--- Work to be completed ---
Your task is to copy each line that has the word "Каким".

* start Extracted material *

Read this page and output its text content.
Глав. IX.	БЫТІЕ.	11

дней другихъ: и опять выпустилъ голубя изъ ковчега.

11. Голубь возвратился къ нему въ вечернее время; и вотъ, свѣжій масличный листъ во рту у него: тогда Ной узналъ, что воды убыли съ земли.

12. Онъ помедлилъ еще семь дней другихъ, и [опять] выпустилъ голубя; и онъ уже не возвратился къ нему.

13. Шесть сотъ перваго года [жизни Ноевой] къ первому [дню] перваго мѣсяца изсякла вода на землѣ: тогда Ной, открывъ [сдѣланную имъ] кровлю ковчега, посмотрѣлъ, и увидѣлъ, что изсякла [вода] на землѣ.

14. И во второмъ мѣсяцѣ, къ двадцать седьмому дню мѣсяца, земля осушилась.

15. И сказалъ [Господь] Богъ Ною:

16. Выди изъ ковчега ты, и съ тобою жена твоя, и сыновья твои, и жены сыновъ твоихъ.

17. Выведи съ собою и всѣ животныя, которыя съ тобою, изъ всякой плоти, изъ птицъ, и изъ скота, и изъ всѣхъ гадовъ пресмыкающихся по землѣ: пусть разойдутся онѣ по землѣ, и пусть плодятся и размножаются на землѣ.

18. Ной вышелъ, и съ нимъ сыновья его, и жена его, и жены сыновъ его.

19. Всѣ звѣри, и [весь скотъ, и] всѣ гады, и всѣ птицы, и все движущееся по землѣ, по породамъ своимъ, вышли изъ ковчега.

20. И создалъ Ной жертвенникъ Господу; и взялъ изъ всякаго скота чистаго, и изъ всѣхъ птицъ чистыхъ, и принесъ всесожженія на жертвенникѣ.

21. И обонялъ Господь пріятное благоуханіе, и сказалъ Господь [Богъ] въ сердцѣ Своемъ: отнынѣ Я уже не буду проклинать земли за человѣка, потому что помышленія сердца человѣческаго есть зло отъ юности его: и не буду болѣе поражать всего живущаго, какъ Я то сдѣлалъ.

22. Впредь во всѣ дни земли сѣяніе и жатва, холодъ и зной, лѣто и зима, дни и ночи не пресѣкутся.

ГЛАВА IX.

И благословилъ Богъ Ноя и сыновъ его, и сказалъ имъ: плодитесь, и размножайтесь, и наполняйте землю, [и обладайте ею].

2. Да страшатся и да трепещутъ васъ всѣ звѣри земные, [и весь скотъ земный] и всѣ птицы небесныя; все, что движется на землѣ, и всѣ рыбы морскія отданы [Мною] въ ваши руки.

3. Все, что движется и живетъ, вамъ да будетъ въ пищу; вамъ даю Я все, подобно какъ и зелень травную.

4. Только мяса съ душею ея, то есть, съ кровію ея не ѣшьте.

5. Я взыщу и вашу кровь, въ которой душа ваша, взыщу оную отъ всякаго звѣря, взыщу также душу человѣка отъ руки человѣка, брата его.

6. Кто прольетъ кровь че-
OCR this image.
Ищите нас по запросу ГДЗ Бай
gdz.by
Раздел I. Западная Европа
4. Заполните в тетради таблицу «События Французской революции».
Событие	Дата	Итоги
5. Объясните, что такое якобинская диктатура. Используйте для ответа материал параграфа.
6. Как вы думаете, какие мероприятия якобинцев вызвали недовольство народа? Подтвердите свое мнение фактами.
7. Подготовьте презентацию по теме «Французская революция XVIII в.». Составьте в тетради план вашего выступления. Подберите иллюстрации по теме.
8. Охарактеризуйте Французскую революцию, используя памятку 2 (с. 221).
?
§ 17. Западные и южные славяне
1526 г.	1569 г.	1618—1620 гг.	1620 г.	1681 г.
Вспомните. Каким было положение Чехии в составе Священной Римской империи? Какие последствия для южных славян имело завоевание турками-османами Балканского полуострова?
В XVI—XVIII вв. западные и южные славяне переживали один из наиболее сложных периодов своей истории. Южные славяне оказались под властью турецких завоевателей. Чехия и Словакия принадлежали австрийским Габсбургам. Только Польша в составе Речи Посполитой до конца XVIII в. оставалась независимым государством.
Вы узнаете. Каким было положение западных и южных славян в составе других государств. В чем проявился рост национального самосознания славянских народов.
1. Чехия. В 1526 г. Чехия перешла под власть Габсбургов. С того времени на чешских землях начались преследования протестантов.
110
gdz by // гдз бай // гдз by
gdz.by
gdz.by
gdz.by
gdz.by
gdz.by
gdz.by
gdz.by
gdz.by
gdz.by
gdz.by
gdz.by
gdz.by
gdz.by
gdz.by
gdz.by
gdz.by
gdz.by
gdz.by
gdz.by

* end Extracted material *

--- Written reply ---
Вспомните. Каким было положение Чехии в составе Священной Римской империи? Какие последствия для южных славян имело завоевание турками-османами Балканского полуострова?
Вы узнаете. Каким было положение западных и южных славян в составе других государств. В чем проявился рост национального самосознания славянских народов.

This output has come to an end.